## SHORT PROBLEM
Filter these entries so that only lines with the word "model" remain.

## DATA FOR PROCESSING
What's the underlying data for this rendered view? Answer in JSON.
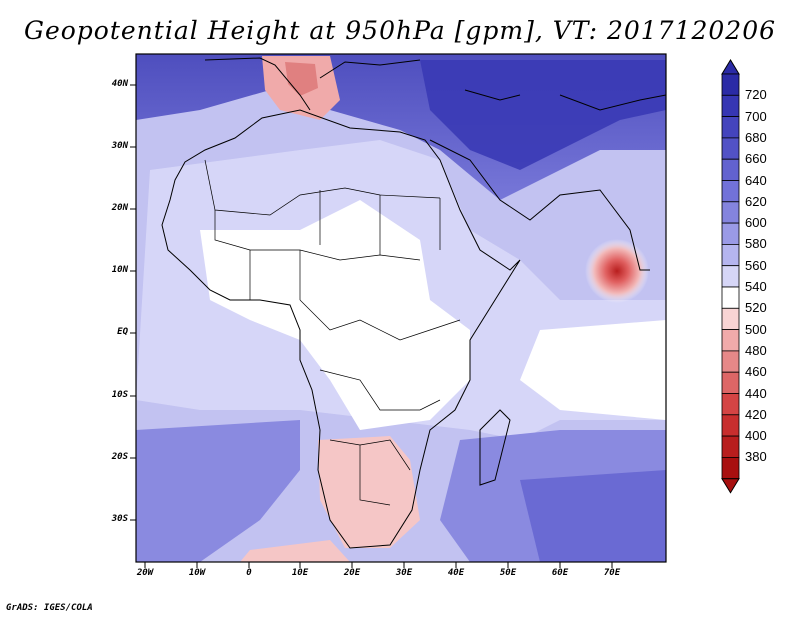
{
  "title": "Geopotential Height at 950hPa [gpm], VT: 2017120206",
  "credit": "GrADS: IGES/COLA",
  "lat_labels": [
    "40N",
    "30N",
    "20N",
    "10N",
    "EQ",
    "10S",
    "20S",
    "30S"
  ],
  "lon_labels": [
    "20W",
    "10W",
    "0",
    "10E",
    "20E",
    "30E",
    "40E",
    "50E",
    "60E",
    "70E"
  ],
  "colorbar": {
    "labels": [
      "720",
      "700",
      "680",
      "660",
      "640",
      "620",
      "600",
      "580",
      "560",
      "540",
      "520",
      "500",
      "480",
      "460",
      "440",
      "420",
      "400",
      "380"
    ],
    "colors": [
      "#2b2ba6",
      "#3636b3",
      "#4444bd",
      "#5252c6",
      "#6262cf",
      "#7272d8",
      "#8484de",
      "#9a9ae6",
      "#b5b5ef",
      "#d6d6f7",
      "#ffffff",
      "#f8d4d4",
      "#f0aaaa",
      "#e68888",
      "#dd6666",
      "#d44444",
      "#c82e2e",
      "#b81e1e",
      "#a81010"
    ],
    "arrow_top": "#2b2ba6",
    "arrow_bottom": "#a81010"
  },
  "map": {
    "ocean_base": "#c2c2f1",
    "land_base": "#ffffff",
    "high_north": "#4a4ac2",
    "low_color": "#f2b8b8",
    "cyclone_color": "#c82e2e"
  }
}
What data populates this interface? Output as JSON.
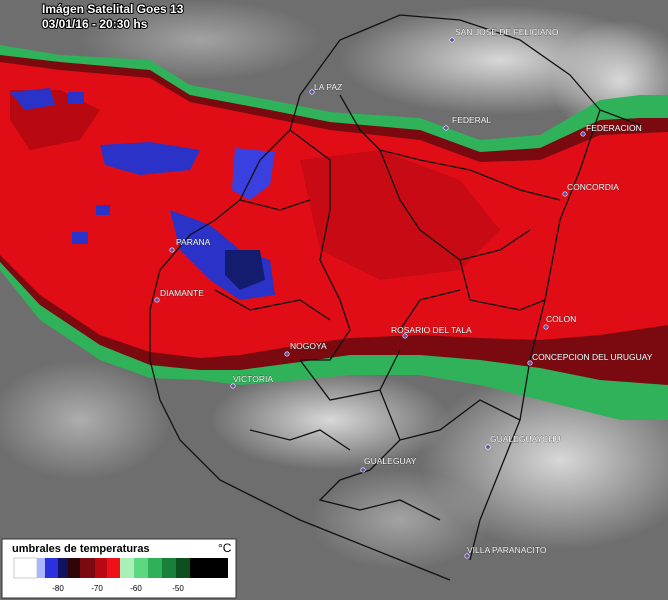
{
  "header": {
    "title": "Imágen Satelital Goes 13",
    "datetime": "03/01/16 - 20:30 hs"
  },
  "cities": [
    "SAN JOSE DE FELICIANO",
    "LA PAZ",
    "FEDERAL",
    "FEDERACION",
    "CONCORDIA",
    "PARANA",
    "DIAMANTE",
    "NOGOYA",
    "ROSARIO DEL TALA",
    "COLON",
    "CONCEPCION DEL URUGUAY",
    "VICTORIA",
    "GUALEGUAYCHU",
    "GUALEGUAY",
    "VILLA PARANACITO"
  ],
  "legend": {
    "title": "umbrales de temperaturas",
    "unit": "°C",
    "ticks": [
      -80,
      -70,
      -60,
      -50
    ]
  }
}
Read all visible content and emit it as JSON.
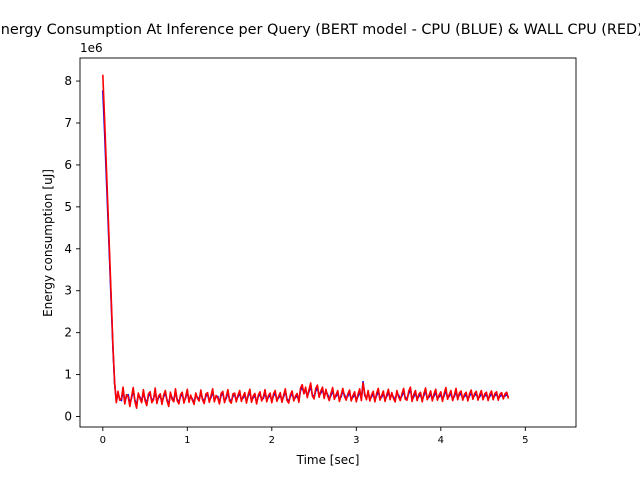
{
  "chart_data": {
    "type": "line",
    "title": "Energy Consumption At Inference per Query (BERT model - CPU (BLUE) & WALL CPU (RED))",
    "xlabel": "Time [sec]",
    "ylabel": "Energy consumption [uJ]",
    "y_offset_label": "1e6",
    "xlim": [
      -0.27,
      5.6
    ],
    "ylim": [
      -250000,
      8550000
    ],
    "x_ticks": [
      0,
      1,
      2,
      3,
      4,
      5
    ],
    "x_tick_labels": [
      "0",
      "1",
      "2",
      "3",
      "4",
      "5"
    ],
    "y_ticks": [
      0,
      1000000,
      2000000,
      3000000,
      4000000,
      5000000,
      6000000,
      7000000,
      8000000
    ],
    "y_tick_labels": [
      "0",
      "1",
      "2",
      "3",
      "4",
      "5",
      "6",
      "7",
      "8"
    ],
    "grid": false,
    "legend": "none",
    "series": [
      {
        "color": "#0000ff",
        "x_start": 0.0,
        "x_step": 0.02,
        "values": [
          7780000,
          6850000,
          5820000,
          4790000,
          3740000,
          2680000,
          1620000,
          780000,
          360000,
          560000,
          420000,
          380000,
          650000,
          340000,
          480000,
          520000,
          310000,
          440000,
          620000,
          390000,
          280000,
          510000,
          460000,
          360000,
          580000,
          420000,
          300000,
          490000,
          540000,
          370000,
          430000,
          610000,
          350000,
          450000,
          500000,
          330000,
          470000,
          560000,
          400000,
          290000,
          520000,
          450000,
          380000,
          600000,
          410000,
          340000,
          480000,
          530000,
          360000,
          440000,
          590000,
          380000,
          470000,
          420000,
          330000,
          510000,
          460000,
          400000,
          570000,
          430000,
          350000,
          490000,
          520000,
          380000,
          450000,
          600000,
          390000,
          460000,
          480000,
          340000,
          500000,
          550000,
          370000,
          430000,
          580000,
          410000,
          360000,
          490000,
          510000,
          390000,
          470000,
          560000,
          400000,
          440000,
          520000,
          360000,
          480000,
          590000,
          380000,
          450000,
          500000,
          340000,
          470000,
          540000,
          410000,
          430000,
          580000,
          390000,
          460000,
          510000,
          370000,
          490000,
          560000,
          400000,
          440000,
          520000,
          380000,
          470000,
          600000,
          420000,
          360000,
          480000,
          550000,
          410000,
          450000,
          500000,
          380000,
          620000,
          700000,
          560000,
          640000,
          480000,
          590000,
          720000,
          520000,
          460000,
          610000,
          680000,
          500000,
          560000,
          640000,
          470000,
          590000,
          530000,
          420000,
          500000,
          620000,
          450000,
          480000,
          560000,
          400000,
          470000,
          600000,
          520000,
          430000,
          490000,
          570000,
          410000,
          460000,
          530000,
          390000,
          480000,
          590000,
          420000,
          830000,
          500000,
          440000,
          560000,
          410000,
          470000,
          540000,
          390000,
          500000,
          600000,
          430000,
          460000,
          550000,
          400000,
          480000,
          580000,
          440000,
          520000,
          470000,
          390000,
          560000,
          510000,
          420000,
          490000,
          600000,
          450000,
          430000,
          540000,
          680000,
          400000,
          470000,
          560000,
          420000,
          480000,
          520000,
          390000,
          500000,
          610000,
          440000,
          460000,
          550000,
          410000,
          490000,
          580000,
          430000,
          470000,
          530000,
          400000,
          500000,
          620000,
          450000,
          480000,
          560000,
          420000,
          470000,
          600000,
          440000,
          510000,
          550000,
          430000,
          480000,
          520000,
          410000,
          490000,
          570000,
          450000,
          500000,
          540000,
          430000,
          470000,
          560000,
          440000,
          490000,
          520000,
          420000,
          480000,
          550000,
          440000,
          500000,
          530000,
          430000,
          480000,
          510000,
          460000,
          490000,
          520000,
          470000
        ]
      },
      {
        "color": "#ff0000",
        "x_start": 0.0,
        "x_step": 0.02,
        "values": [
          8150000,
          7150000,
          6080000,
          5000000,
          3900000,
          2800000,
          1680000,
          800000,
          330000,
          600000,
          390000,
          420000,
          700000,
          300000,
          520000,
          480000,
          240000,
          470000,
          690000,
          360000,
          200000,
          560000,
          430000,
          330000,
          640000,
          380000,
          260000,
          540000,
          590000,
          330000,
          400000,
          680000,
          310000,
          490000,
          540000,
          290000,
          510000,
          620000,
          370000,
          240000,
          580000,
          410000,
          350000,
          660000,
          380000,
          300000,
          520000,
          580000,
          320000,
          470000,
          650000,
          340000,
          510000,
          390000,
          290000,
          560000,
          430000,
          370000,
          630000,
          400000,
          310000,
          540000,
          570000,
          340000,
          490000,
          660000,
          350000,
          500000,
          450000,
          300000,
          550000,
          600000,
          330000,
          470000,
          640000,
          370000,
          320000,
          540000,
          560000,
          350000,
          510000,
          620000,
          360000,
          480000,
          570000,
          320000,
          520000,
          650000,
          340000,
          490000,
          550000,
          300000,
          510000,
          590000,
          370000,
          470000,
          640000,
          350000,
          500000,
          560000,
          330000,
          540000,
          620000,
          360000,
          480000,
          570000,
          340000,
          510000,
          660000,
          380000,
          320000,
          520000,
          610000,
          370000,
          490000,
          550000,
          340000,
          680000,
          760000,
          540000,
          700000,
          450000,
          640000,
          800000,
          490000,
          420000,
          670000,
          750000,
          460000,
          610000,
          700000,
          430000,
          650000,
          490000,
          380000,
          550000,
          690000,
          410000,
          520000,
          620000,
          360000,
          510000,
          670000,
          480000,
          390000,
          540000,
          630000,
          370000,
          500000,
          590000,
          350000,
          530000,
          660000,
          380000,
          800000,
          540000,
          400000,
          620000,
          370000,
          510000,
          600000,
          350000,
          550000,
          670000,
          390000,
          500000,
          610000,
          360000,
          520000,
          650000,
          400000,
          570000,
          430000,
          350000,
          620000,
          470000,
          380000,
          540000,
          670000,
          410000,
          390000,
          600000,
          700000,
          360000,
          520000,
          620000,
          380000,
          530000,
          580000,
          350000,
          550000,
          680000,
          400000,
          500000,
          610000,
          370000,
          540000,
          650000,
          390000,
          510000,
          590000,
          360000,
          550000,
          690000,
          410000,
          520000,
          620000,
          380000,
          510000,
          670000,
          400000,
          560000,
          610000,
          390000,
          530000,
          580000,
          370000,
          540000,
          630000,
          410000,
          550000,
          600000,
          390000,
          520000,
          620000,
          400000,
          540000,
          580000,
          380000,
          530000,
          610000,
          400000,
          550000,
          590000,
          390000,
          530000,
          570000,
          420000,
          540000,
          580000,
          430000
        ]
      }
    ]
  }
}
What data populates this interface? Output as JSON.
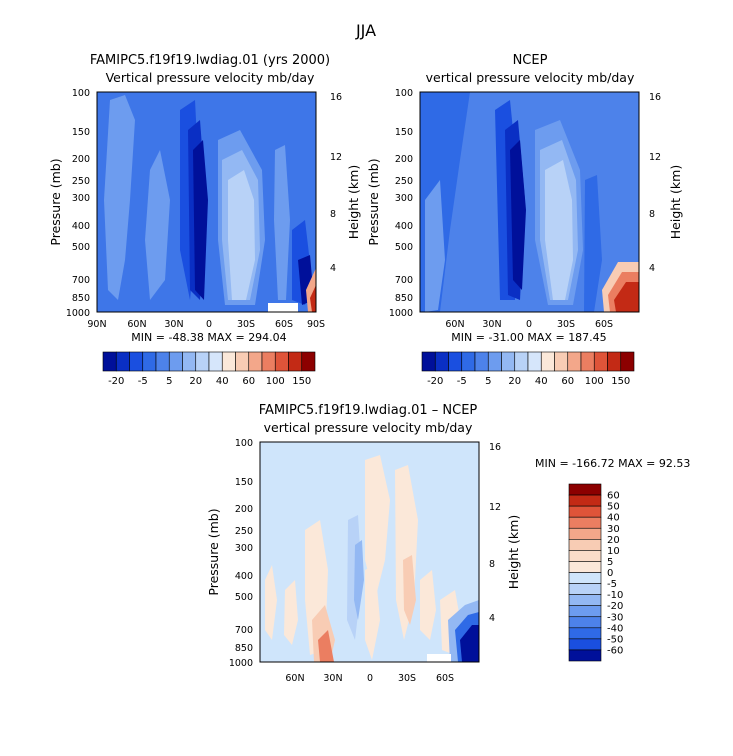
{
  "title": "JJA",
  "colors": {
    "background_field": "#cfe5fb",
    "deep_blue": "#00109a",
    "dark_red": "#8c0000"
  },
  "chart_data": [
    {
      "type": "heatmap",
      "id": "model",
      "title": "FAMIPC5.f19f19.lwdiag.01 (yrs 2000)",
      "subtitle": "Vertical pressure velocity  mb/day",
      "ylabel": "Pressure (mb)",
      "y2label": "Height (km)",
      "x_ticks": [
        "90N",
        "60N",
        "30N",
        "0",
        "30S",
        "60S",
        "90S"
      ],
      "y_ticks": [
        100,
        150,
        200,
        250,
        300,
        400,
        500,
        700,
        850,
        1000
      ],
      "y2_ticks": [
        16,
        12,
        8,
        4
      ],
      "stats": "MIN = -48.38   MAX = 294.04",
      "x_range": [
        90,
        -90
      ],
      "y_range": [
        100,
        1000
      ],
      "log_pressure_axis": true
    },
    {
      "type": "heatmap",
      "id": "obs",
      "title": "NCEP",
      "subtitle": "vertical pressure velocity  mb/day",
      "ylabel": "Pressure (mb)",
      "y2label": "Height (km)",
      "x_ticks": [
        "60N",
        "30N",
        "0",
        "30S",
        "60S"
      ],
      "y_ticks": [
        100,
        150,
        200,
        250,
        300,
        400,
        500,
        700,
        850,
        1000
      ],
      "y2_ticks": [
        16,
        12,
        8,
        4
      ],
      "stats": "MIN = -31.00   MAX = 187.45",
      "log_pressure_axis": true
    },
    {
      "type": "heatmap",
      "id": "diff",
      "title": "FAMIPC5.f19f19.lwdiag.01 – NCEP",
      "subtitle": "vertical pressure velocity  mb/day",
      "ylabel": "Pressure (mb)",
      "y2label": "Height (km)",
      "x_ticks": [
        "60N",
        "30N",
        "0",
        "30S",
        "60S"
      ],
      "y_ticks": [
        100,
        150,
        200,
        250,
        300,
        400,
        500,
        700,
        850,
        1000
      ],
      "y2_ticks": [
        16,
        12,
        8,
        4
      ],
      "stats": "MIN = -166.72  MAX =  92.53",
      "log_pressure_axis": true
    }
  ],
  "colorbar_top": {
    "labels": [
      "-20",
      "-5",
      "5",
      "20",
      "40",
      "60",
      "100",
      "150"
    ],
    "colors": [
      "#00109a",
      "#0a2fc4",
      "#1a4fe0",
      "#2f6ae6",
      "#4d82ea",
      "#6d9cef",
      "#93b8f3",
      "#b8d2f7",
      "#d6e6fb",
      "#fbe8d9",
      "#f8ccb4",
      "#f3a78a",
      "#eb7e61",
      "#df5439",
      "#c32a15",
      "#8c0000"
    ]
  },
  "colorbar_diff": {
    "labels": [
      "60",
      "50",
      "40",
      "30",
      "20",
      "10",
      "5",
      "0",
      "-5",
      "-10",
      "-20",
      "-30",
      "-40",
      "-50",
      "-60"
    ],
    "colors": [
      "#8c0000",
      "#c32a15",
      "#df5439",
      "#eb7e61",
      "#f3a78a",
      "#f8ccb4",
      "#fbdcc8",
      "#fbe8d9",
      "#cfe5fb",
      "#b8d2f7",
      "#93b8f3",
      "#6d9cef",
      "#4d82ea",
      "#2f6ae6",
      "#1a4fe0",
      "#00109a"
    ]
  }
}
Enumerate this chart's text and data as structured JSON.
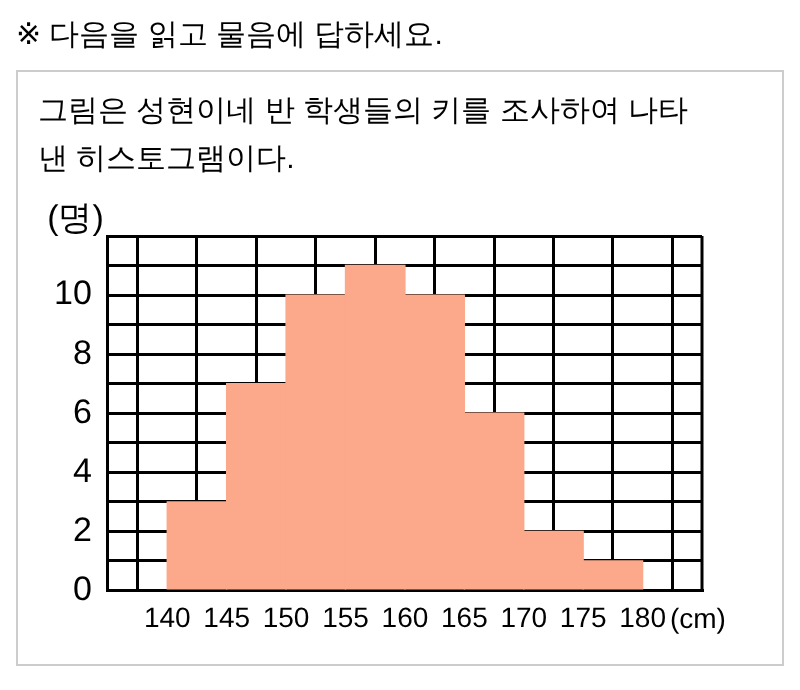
{
  "chart_data": {
    "type": "histogram",
    "title": "※ 다음을 읽고 물음에 답하세요.",
    "subtitle": "그림은 성현이네 반 학생들의 키를 조사하여 나타낸 히스토그램이다.",
    "xlabel": "(cm)",
    "ylabel": "(명)",
    "bins": [
      140,
      145,
      150,
      155,
      160,
      165,
      170,
      175,
      180
    ],
    "values": [
      3,
      7,
      10,
      11,
      10,
      6,
      2,
      1
    ],
    "color": "#fba98a",
    "xlim": [
      135,
      185
    ],
    "xticks": [
      {
        "value": 135,
        "label": null
      },
      140,
      145,
      150,
      155,
      160,
      165,
      170,
      175,
      180,
      {
        "value": 185,
        "label": null
      }
    ],
    "ylim": [
      0,
      12
    ],
    "yticks": [
      0,
      {
        "value": 1,
        "label": null
      },
      2,
      {
        "value": 3,
        "label": null
      },
      4,
      {
        "value": 5,
        "label": null
      },
      6,
      {
        "value": 7,
        "label": null
      },
      8,
      {
        "value": 9,
        "label": null
      },
      10,
      {
        "value": 11,
        "label": null
      },
      {
        "value": 12,
        "label": null
      }
    ],
    "grid": true
  }
}
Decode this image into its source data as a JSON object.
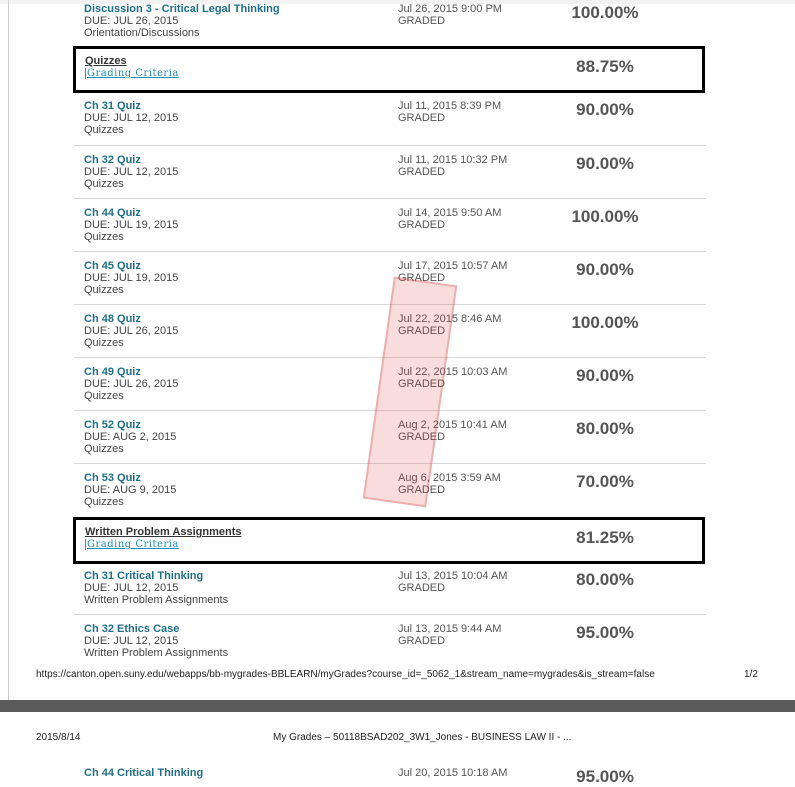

## RESPONSE FOR THIS EXERCISE
    "title": "Energy Consumption At Inference per Query (BERT model - CPU (BLUE) & WALL CPU (RED))",
      "id": "model",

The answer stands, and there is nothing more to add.